*SHORT TASK*
Extract all lines from the data beneath that include the word "biệt".

*SUPPLIED DATA*
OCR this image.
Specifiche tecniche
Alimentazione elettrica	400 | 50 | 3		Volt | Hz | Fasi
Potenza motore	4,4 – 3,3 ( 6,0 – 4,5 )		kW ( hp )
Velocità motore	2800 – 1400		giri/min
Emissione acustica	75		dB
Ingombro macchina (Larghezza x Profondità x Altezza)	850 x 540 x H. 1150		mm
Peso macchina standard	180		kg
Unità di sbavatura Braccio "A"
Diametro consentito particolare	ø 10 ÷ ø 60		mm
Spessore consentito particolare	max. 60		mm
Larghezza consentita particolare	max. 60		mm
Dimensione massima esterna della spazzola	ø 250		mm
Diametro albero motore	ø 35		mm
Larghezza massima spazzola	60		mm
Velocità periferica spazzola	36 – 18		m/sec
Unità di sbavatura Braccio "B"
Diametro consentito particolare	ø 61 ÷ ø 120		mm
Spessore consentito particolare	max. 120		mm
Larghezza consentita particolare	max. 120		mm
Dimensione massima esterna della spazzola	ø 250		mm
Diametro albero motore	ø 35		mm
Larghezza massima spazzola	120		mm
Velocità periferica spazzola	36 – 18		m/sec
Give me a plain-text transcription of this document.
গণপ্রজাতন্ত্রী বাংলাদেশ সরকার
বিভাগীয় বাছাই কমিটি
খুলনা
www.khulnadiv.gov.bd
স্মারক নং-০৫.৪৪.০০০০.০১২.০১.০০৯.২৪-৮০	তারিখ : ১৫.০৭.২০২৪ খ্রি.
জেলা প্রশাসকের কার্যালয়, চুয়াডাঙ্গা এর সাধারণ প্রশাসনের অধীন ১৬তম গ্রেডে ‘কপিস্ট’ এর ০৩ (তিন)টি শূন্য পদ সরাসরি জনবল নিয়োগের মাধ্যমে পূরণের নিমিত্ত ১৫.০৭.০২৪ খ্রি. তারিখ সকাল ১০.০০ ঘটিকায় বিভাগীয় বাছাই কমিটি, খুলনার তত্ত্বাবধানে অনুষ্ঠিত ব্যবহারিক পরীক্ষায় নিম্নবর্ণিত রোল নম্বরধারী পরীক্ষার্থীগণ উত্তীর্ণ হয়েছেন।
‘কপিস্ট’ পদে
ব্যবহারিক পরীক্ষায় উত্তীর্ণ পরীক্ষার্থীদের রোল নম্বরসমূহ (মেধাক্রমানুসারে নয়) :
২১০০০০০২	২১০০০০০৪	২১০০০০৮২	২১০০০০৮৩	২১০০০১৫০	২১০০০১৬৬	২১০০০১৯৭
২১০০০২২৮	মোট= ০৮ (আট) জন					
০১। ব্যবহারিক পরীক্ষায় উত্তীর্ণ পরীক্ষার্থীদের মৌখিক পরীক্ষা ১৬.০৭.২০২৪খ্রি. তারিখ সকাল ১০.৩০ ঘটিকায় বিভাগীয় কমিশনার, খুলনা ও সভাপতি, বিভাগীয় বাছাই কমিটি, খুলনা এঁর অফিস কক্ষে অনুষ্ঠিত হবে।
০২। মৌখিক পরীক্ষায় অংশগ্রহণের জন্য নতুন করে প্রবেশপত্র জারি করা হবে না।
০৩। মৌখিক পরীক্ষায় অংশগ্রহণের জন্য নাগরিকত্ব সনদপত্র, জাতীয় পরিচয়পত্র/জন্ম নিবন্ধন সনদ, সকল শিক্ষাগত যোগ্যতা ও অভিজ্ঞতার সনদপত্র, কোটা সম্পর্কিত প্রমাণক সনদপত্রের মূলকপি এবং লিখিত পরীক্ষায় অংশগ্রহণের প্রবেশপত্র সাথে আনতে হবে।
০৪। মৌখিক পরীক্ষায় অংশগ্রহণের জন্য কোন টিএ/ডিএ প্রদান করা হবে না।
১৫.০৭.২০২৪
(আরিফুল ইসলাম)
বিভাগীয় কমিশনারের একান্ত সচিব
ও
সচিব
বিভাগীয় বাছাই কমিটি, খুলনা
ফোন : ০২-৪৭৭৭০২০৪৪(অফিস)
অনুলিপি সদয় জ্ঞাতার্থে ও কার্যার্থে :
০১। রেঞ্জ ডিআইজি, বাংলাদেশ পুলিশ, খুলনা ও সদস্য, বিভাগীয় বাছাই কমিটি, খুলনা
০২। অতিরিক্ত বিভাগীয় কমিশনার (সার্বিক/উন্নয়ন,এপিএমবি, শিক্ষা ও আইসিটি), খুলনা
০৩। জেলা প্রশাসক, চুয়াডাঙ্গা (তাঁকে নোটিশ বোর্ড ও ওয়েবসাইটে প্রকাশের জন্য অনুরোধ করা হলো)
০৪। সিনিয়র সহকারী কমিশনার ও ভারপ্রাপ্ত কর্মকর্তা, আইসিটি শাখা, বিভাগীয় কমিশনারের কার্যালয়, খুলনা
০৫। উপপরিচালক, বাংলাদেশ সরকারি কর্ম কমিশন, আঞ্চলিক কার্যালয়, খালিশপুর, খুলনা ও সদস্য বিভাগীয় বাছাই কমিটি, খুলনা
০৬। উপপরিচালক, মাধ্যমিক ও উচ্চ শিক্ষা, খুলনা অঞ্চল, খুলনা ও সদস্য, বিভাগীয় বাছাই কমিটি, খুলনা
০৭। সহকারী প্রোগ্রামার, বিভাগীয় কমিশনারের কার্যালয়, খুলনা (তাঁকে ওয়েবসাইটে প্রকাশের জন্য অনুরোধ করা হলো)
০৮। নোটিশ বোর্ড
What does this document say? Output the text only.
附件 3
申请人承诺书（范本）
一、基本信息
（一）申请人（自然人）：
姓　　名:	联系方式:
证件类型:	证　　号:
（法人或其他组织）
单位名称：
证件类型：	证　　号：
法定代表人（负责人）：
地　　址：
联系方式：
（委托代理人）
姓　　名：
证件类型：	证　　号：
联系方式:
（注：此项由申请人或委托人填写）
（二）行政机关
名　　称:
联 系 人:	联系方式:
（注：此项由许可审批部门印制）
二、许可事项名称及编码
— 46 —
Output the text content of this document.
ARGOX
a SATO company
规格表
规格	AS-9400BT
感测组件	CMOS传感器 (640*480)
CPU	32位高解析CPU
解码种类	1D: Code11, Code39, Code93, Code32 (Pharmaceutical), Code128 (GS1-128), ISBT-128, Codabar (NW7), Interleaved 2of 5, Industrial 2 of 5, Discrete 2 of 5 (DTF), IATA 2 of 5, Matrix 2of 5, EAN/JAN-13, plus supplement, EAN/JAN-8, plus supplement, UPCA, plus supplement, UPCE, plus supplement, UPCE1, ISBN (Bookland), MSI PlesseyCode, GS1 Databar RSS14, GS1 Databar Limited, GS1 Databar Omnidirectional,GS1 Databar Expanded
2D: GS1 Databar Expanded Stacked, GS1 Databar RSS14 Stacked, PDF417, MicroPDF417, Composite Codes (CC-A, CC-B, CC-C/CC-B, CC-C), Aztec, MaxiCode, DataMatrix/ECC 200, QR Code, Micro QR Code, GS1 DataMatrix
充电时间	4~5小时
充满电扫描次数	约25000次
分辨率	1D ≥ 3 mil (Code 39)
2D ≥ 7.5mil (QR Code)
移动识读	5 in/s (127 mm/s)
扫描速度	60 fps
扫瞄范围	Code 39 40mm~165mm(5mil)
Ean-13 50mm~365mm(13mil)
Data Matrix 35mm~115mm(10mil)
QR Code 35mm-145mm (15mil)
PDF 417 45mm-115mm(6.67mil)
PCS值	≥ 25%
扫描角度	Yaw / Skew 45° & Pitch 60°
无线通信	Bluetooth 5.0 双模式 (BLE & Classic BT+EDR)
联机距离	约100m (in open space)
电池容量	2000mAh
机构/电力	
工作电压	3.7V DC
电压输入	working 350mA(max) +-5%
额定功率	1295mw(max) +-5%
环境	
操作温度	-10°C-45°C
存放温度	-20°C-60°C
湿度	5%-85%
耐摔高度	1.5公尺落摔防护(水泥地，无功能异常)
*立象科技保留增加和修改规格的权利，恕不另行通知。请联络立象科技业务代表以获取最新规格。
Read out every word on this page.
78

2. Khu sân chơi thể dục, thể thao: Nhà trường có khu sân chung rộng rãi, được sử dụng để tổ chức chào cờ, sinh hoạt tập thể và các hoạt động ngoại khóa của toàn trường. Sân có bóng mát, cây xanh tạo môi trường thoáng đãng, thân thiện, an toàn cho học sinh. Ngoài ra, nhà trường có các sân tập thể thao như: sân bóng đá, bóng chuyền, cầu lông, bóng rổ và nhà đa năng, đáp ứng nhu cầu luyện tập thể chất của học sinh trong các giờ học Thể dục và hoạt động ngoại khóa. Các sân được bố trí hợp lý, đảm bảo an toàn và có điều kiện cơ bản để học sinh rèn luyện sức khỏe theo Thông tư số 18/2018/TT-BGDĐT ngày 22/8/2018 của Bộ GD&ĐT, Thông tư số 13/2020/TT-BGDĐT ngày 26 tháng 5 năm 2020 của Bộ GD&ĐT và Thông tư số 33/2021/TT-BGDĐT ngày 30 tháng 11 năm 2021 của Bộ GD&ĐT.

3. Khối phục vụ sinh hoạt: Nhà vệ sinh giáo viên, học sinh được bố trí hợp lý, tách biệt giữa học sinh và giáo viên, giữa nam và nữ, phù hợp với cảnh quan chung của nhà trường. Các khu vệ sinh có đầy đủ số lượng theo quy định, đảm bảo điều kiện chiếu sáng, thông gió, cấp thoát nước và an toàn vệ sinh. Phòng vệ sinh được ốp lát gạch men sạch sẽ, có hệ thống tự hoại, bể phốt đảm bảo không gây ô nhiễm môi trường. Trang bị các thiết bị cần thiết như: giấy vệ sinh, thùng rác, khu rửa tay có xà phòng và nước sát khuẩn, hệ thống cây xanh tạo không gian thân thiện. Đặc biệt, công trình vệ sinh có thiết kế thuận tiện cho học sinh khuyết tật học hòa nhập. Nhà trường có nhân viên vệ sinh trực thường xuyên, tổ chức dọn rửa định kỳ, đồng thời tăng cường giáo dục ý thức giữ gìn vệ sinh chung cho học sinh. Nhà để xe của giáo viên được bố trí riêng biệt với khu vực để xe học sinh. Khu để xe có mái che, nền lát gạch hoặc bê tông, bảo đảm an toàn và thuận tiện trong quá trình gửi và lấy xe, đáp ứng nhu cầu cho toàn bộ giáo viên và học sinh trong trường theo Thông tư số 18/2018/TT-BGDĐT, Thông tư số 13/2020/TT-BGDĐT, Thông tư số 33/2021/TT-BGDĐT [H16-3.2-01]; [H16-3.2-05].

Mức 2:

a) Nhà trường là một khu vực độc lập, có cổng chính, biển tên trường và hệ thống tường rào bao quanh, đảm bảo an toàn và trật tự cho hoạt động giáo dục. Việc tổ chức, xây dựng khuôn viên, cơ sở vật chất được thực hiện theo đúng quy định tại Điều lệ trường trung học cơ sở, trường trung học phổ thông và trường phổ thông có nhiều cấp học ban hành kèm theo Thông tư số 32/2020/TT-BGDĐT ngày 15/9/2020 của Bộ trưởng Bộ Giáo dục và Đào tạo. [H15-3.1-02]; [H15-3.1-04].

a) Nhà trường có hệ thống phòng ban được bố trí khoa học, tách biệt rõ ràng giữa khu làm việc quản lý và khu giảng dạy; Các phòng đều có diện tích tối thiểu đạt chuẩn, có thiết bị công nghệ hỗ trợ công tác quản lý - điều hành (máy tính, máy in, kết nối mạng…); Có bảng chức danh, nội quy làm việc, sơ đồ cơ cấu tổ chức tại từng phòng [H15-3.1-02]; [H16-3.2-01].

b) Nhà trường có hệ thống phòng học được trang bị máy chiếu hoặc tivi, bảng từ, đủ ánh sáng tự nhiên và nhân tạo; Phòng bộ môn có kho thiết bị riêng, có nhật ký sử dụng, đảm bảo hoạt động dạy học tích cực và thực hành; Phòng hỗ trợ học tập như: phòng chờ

*RESPONSE FOR THIS EXERCISE*
3. Khối phục vụ sinh hoạt: Nhà vệ sinh giáo viên, học sinh được bố trí hợp lý, tách biệt giữa học sinh và giáo viên, giữa nam và nữ, phù hợp với cảnh quan chung của nhà trường. Các khu vệ sinh có đầy đủ số lượng theo quy định, đảm bảo điều kiện chiếu sáng, thông gió, cấp thoát nước và an toàn vệ sinh. Phòng vệ sinh được ốp lát gạch men sạch sẽ, có hệ thống tự hoại, bể phốt đảm bảo không gây ô nhiễm môi trường. Trang bị các thiết bị cần thiết như: giấy vệ sinh, thùng rác, khu rửa tay có xà phòng và nước sát khuẩn, hệ thống cây xanh tạo không gian thân thiện. Đặc biệt, công trình vệ sinh có thiết kế thuận tiện cho học sinh khuyết tật học hòa nhập. Nhà trường có nhân viên vệ sinh trực thường xuyên, tổ chức dọn rửa định kỳ, đồng thời tăng cường giáo dục ý thức giữ gìn vệ sinh chung cho học sinh. Nhà để xe của giáo viên được bố trí riêng biệt với khu vực để xe học sinh. Khu để xe có mái che, nền lát gạch hoặc bê tông, bảo đảm an toàn và thuận tiện trong quá trình gửi và lấy xe, đáp ứng nhu cầu cho toàn bộ giáo viên và học sinh trong trường theo Thông tư số 18/2018/TT-BGDĐT, Thông tư số 13/2020/TT-BGDĐT, Thông tư số 33/2021/TT-BGDĐT [H16-3.2-01]; [H16-3.2-05].
a) Nhà trường có hệ thống phòng ban được bố trí khoa học, tách biệt rõ ràng giữa khu làm việc quản lý và khu giảng dạy; Các phòng đều có diện tích tối thiểu đạt chuẩn, có thiết bị công nghệ hỗ trợ công tác quản lý - điều hành (máy tính, máy in, kết nối mạng…); Có bảng chức danh, nội quy làm việc, sơ đồ cơ cấu tổ chức tại từng phòng [H15-3.1-02]; [H16-3.2-01].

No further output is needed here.